### PROMPT
Collect each line of the records containing the string "left".

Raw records
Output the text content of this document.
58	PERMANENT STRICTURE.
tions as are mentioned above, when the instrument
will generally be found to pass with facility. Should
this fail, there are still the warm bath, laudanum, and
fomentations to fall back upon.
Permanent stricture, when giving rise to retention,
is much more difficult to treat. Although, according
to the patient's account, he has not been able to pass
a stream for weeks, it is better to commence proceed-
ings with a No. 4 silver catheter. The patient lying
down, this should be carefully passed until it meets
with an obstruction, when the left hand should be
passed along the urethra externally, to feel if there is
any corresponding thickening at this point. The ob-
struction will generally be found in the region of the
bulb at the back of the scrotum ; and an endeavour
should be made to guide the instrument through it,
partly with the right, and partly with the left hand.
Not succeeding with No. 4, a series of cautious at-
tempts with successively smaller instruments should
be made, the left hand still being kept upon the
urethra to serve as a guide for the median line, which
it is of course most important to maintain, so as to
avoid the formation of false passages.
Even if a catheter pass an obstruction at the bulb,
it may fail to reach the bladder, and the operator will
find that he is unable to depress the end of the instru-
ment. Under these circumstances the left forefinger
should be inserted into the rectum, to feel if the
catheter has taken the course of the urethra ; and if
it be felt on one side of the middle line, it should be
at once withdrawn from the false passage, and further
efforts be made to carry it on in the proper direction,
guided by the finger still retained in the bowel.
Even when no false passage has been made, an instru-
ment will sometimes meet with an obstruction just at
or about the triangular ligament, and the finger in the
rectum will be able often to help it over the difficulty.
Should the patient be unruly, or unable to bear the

--

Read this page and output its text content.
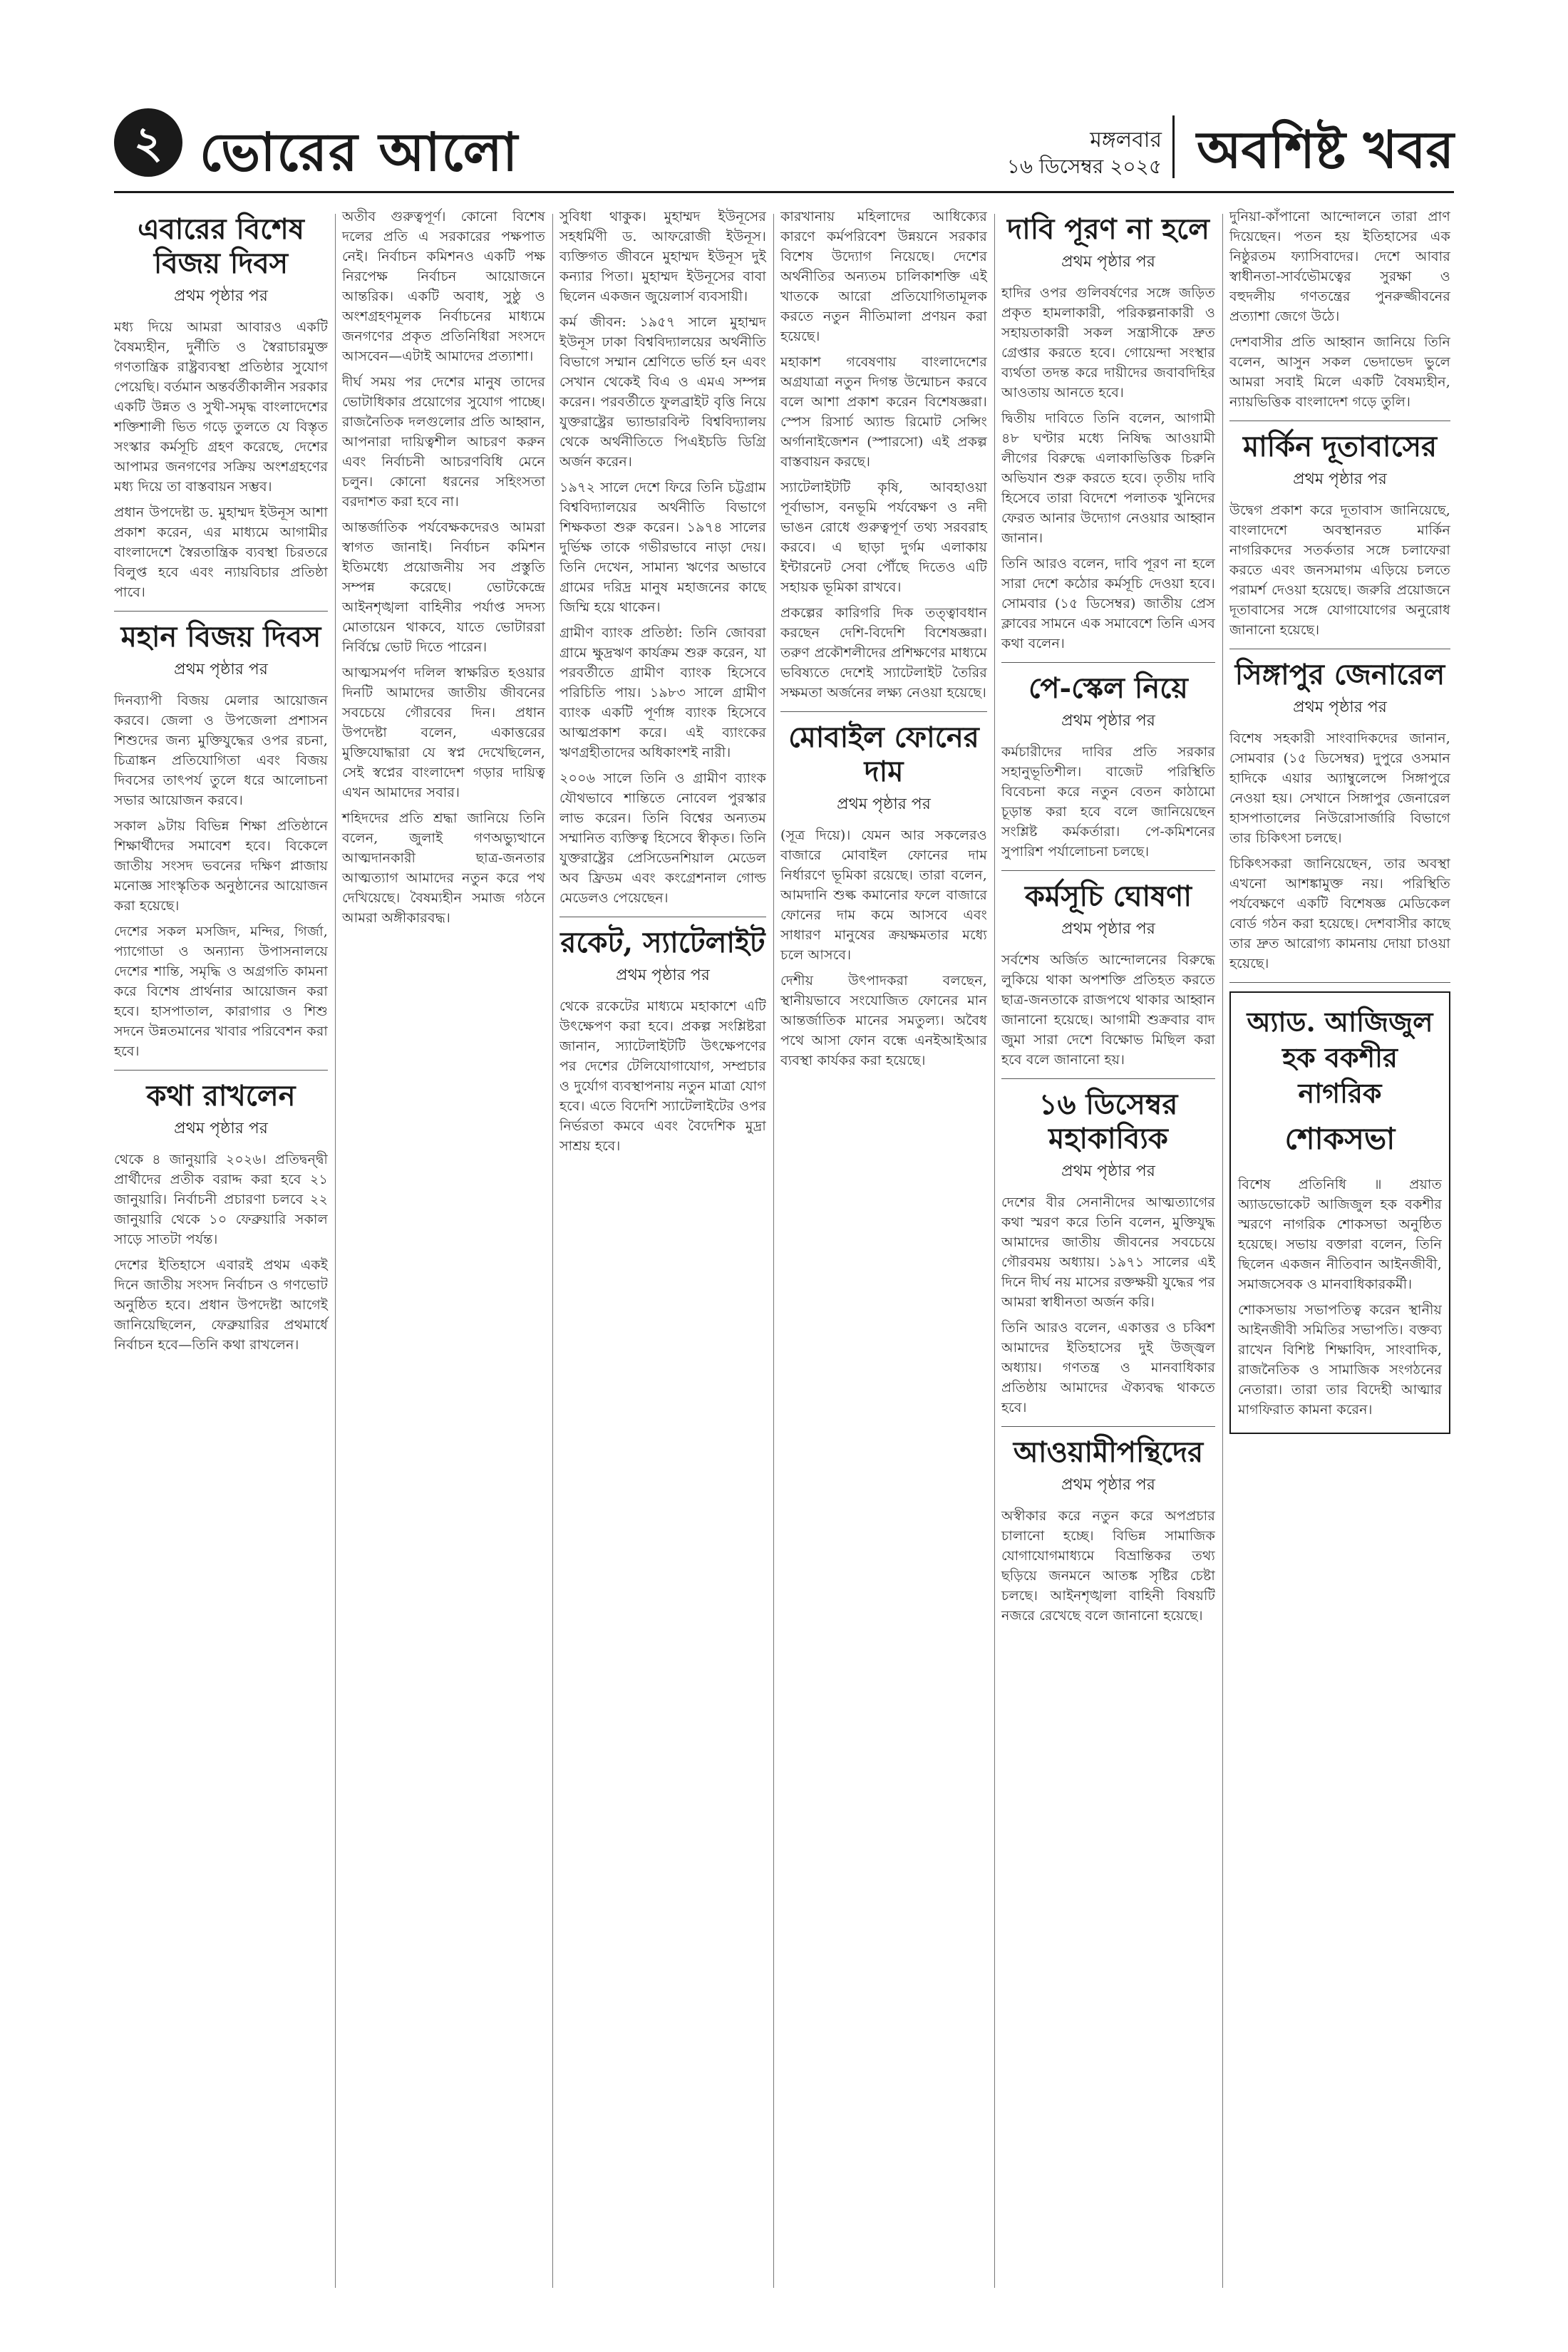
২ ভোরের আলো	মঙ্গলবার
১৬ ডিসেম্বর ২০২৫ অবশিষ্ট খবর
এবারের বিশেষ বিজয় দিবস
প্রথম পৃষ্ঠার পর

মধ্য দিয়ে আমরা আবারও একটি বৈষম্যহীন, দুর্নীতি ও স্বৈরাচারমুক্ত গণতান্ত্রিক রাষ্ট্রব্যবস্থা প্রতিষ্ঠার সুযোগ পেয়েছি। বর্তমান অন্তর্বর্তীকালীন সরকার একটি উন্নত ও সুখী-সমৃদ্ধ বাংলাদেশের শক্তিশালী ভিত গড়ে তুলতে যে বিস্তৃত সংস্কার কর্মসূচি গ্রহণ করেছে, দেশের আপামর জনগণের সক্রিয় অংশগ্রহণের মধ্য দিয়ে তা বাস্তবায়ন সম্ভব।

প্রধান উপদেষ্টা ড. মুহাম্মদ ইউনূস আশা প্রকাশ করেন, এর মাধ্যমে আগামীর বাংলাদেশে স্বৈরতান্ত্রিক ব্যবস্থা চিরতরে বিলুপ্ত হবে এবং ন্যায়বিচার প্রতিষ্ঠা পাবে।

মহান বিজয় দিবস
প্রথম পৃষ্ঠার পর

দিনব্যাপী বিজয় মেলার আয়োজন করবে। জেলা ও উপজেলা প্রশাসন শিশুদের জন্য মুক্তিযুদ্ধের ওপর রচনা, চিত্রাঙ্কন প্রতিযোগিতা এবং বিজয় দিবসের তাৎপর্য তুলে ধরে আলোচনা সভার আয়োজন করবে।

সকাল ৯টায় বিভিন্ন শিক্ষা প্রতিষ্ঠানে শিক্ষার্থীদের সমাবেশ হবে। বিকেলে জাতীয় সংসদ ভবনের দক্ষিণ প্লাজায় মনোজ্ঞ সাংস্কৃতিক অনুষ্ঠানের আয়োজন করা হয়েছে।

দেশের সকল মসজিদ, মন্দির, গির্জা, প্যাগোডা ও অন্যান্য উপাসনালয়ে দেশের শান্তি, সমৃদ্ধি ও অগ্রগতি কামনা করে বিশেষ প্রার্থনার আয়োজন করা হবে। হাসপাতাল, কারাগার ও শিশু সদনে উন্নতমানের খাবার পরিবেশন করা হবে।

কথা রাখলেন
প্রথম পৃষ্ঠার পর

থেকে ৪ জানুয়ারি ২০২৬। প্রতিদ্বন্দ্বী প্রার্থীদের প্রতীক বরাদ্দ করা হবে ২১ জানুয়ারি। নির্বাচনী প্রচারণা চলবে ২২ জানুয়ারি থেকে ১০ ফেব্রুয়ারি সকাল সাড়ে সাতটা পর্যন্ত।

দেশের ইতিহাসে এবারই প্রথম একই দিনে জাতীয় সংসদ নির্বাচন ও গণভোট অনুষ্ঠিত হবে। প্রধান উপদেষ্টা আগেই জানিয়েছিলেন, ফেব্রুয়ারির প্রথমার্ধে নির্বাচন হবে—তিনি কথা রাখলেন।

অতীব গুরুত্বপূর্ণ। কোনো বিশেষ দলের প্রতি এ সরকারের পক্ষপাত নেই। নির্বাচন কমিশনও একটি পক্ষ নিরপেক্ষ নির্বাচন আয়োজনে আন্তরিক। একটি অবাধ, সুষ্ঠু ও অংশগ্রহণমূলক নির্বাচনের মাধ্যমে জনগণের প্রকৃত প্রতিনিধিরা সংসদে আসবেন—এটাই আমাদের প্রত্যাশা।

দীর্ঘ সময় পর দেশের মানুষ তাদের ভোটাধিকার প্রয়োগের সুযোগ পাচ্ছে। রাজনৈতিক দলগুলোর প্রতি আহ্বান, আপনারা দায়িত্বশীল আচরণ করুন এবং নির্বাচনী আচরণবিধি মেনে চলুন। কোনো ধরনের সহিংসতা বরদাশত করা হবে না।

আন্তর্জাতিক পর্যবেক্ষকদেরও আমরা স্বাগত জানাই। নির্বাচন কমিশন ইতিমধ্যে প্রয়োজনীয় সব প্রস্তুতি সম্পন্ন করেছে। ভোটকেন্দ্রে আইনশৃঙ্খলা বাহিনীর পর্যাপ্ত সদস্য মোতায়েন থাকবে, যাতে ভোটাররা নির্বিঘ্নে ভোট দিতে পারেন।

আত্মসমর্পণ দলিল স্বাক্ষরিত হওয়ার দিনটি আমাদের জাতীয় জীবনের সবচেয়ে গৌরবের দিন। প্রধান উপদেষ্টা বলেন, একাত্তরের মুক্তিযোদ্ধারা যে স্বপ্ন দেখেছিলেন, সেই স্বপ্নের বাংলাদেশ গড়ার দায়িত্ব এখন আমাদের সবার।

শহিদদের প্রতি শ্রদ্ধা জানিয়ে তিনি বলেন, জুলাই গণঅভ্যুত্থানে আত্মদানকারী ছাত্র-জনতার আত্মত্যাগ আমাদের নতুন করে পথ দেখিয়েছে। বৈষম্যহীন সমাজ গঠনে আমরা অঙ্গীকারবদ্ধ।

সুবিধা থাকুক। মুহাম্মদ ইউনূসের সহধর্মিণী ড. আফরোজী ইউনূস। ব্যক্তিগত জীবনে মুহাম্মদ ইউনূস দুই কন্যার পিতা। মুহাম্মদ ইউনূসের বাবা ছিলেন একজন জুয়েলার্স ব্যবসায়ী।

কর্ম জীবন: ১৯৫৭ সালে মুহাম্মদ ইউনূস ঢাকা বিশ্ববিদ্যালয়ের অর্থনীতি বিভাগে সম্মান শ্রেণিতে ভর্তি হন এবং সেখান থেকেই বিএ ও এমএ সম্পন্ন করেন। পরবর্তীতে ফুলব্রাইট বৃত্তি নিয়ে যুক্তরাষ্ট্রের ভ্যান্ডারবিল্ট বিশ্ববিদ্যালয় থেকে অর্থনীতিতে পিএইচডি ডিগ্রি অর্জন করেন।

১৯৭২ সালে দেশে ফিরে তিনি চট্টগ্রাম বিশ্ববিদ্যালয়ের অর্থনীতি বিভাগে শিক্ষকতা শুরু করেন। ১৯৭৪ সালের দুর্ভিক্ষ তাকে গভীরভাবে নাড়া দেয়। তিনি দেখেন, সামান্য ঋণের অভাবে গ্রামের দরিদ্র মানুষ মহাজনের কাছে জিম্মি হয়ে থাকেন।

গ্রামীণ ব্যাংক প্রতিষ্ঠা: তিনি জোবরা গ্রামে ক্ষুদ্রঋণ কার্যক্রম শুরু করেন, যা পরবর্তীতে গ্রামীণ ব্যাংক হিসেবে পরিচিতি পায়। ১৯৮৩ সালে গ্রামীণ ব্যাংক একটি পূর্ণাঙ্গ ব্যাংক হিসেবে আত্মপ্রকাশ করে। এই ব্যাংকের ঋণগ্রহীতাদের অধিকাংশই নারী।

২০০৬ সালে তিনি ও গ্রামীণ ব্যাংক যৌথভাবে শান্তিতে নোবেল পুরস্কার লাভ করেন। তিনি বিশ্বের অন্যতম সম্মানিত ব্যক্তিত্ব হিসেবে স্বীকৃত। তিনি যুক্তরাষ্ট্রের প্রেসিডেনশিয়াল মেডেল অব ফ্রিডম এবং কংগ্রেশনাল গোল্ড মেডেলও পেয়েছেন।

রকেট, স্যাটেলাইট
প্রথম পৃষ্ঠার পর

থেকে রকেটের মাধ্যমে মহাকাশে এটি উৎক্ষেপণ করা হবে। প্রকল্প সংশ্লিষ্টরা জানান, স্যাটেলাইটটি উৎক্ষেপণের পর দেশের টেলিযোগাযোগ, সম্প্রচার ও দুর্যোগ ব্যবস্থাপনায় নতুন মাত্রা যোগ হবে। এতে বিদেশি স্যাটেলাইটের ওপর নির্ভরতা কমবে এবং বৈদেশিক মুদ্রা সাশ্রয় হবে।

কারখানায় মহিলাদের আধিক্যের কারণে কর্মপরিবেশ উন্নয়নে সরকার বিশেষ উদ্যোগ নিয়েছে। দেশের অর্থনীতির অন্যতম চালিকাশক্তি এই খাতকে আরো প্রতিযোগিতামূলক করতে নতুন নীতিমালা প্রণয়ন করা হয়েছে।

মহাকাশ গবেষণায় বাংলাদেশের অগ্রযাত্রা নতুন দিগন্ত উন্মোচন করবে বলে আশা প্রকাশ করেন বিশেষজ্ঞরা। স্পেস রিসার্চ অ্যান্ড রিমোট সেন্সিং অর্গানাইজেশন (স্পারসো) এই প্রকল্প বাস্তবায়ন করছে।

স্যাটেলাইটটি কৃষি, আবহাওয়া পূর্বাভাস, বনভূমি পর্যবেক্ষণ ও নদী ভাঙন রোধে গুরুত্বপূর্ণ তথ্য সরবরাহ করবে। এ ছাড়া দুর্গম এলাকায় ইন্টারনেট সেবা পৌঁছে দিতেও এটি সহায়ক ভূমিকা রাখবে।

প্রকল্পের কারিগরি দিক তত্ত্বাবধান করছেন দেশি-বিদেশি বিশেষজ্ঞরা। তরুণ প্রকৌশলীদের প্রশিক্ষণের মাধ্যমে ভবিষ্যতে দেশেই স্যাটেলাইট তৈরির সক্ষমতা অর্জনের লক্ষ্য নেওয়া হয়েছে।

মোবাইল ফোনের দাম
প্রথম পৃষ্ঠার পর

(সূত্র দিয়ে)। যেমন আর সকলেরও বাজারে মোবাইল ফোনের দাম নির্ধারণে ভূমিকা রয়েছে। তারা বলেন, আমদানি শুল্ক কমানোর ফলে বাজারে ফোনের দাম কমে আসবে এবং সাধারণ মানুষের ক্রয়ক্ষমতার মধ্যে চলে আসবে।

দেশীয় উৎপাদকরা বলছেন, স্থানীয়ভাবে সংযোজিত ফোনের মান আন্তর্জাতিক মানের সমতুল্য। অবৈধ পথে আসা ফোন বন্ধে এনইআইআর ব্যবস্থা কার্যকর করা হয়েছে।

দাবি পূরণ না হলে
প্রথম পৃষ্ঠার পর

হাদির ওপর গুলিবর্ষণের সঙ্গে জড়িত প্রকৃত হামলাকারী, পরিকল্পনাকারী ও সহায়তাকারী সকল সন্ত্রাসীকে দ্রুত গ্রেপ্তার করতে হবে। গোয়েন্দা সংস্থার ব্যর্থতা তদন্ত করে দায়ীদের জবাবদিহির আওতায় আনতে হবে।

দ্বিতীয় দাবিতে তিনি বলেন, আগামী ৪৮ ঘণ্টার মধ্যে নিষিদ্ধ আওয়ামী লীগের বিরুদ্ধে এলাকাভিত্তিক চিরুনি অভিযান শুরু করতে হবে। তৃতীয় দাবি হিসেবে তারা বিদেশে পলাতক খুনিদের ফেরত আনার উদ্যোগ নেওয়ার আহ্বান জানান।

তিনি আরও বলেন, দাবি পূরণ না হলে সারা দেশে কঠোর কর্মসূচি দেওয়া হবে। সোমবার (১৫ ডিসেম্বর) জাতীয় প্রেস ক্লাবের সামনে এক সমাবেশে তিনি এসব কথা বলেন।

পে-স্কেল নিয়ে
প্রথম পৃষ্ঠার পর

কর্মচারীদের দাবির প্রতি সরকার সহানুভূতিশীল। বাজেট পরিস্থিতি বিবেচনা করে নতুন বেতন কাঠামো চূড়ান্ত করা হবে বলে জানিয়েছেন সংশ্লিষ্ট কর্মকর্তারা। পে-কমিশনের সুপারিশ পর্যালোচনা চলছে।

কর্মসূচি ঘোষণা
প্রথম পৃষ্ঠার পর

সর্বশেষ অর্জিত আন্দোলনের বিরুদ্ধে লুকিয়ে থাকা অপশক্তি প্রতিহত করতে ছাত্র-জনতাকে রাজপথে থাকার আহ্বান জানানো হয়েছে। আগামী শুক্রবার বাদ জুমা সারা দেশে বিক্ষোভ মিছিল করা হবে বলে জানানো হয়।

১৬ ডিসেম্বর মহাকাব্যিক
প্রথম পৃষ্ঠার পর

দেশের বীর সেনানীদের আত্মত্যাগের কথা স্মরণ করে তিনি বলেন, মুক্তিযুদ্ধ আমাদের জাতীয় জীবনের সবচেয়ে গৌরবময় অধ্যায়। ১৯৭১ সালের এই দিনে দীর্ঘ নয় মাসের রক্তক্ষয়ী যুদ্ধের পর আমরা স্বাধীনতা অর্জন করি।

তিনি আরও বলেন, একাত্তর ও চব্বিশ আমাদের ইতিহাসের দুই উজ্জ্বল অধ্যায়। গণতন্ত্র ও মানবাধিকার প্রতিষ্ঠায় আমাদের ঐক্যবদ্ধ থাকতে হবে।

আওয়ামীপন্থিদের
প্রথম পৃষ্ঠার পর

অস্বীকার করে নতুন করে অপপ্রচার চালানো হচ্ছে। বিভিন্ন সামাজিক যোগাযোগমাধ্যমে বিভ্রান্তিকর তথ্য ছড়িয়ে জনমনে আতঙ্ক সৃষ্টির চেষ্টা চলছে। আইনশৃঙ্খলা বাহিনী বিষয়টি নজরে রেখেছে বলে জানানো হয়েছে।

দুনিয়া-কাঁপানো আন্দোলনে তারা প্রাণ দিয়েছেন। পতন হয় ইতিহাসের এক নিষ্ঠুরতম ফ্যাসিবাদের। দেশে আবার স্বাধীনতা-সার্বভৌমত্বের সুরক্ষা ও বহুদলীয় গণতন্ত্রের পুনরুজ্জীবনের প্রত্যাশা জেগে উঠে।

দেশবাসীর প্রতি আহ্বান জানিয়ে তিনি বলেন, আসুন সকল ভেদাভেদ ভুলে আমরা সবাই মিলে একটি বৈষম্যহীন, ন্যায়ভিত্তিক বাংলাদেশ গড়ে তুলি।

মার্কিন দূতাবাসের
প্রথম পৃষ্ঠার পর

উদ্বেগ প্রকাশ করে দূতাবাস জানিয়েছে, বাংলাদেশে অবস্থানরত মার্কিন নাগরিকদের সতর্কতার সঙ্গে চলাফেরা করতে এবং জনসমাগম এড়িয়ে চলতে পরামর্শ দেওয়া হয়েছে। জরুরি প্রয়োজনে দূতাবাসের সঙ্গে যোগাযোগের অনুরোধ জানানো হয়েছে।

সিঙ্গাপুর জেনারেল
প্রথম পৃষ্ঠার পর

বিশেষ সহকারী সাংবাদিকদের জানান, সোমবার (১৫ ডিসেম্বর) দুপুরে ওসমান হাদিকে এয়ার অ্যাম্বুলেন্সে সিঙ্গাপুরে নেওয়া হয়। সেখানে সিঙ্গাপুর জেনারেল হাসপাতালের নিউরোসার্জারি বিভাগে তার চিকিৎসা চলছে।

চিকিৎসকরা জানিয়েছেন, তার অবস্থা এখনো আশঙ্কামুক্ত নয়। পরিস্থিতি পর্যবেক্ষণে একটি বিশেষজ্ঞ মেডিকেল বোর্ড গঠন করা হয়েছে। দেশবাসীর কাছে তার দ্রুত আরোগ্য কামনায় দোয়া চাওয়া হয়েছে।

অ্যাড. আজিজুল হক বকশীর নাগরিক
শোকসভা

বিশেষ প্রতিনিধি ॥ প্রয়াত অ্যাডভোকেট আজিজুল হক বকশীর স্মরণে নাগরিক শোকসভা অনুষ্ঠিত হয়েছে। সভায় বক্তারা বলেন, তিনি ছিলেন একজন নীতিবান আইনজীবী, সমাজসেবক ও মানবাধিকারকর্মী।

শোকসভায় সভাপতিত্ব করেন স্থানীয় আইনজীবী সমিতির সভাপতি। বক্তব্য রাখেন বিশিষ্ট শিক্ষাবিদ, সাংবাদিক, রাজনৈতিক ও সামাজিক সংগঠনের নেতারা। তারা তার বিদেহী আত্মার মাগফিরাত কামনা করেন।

### COMPLETE OUTPUT
with an obstruction, when the left hand should be
partly with the right, and partly with the left hand.
be made, the left hand still being kept upon the
ment. Under these circumstances the left forefinger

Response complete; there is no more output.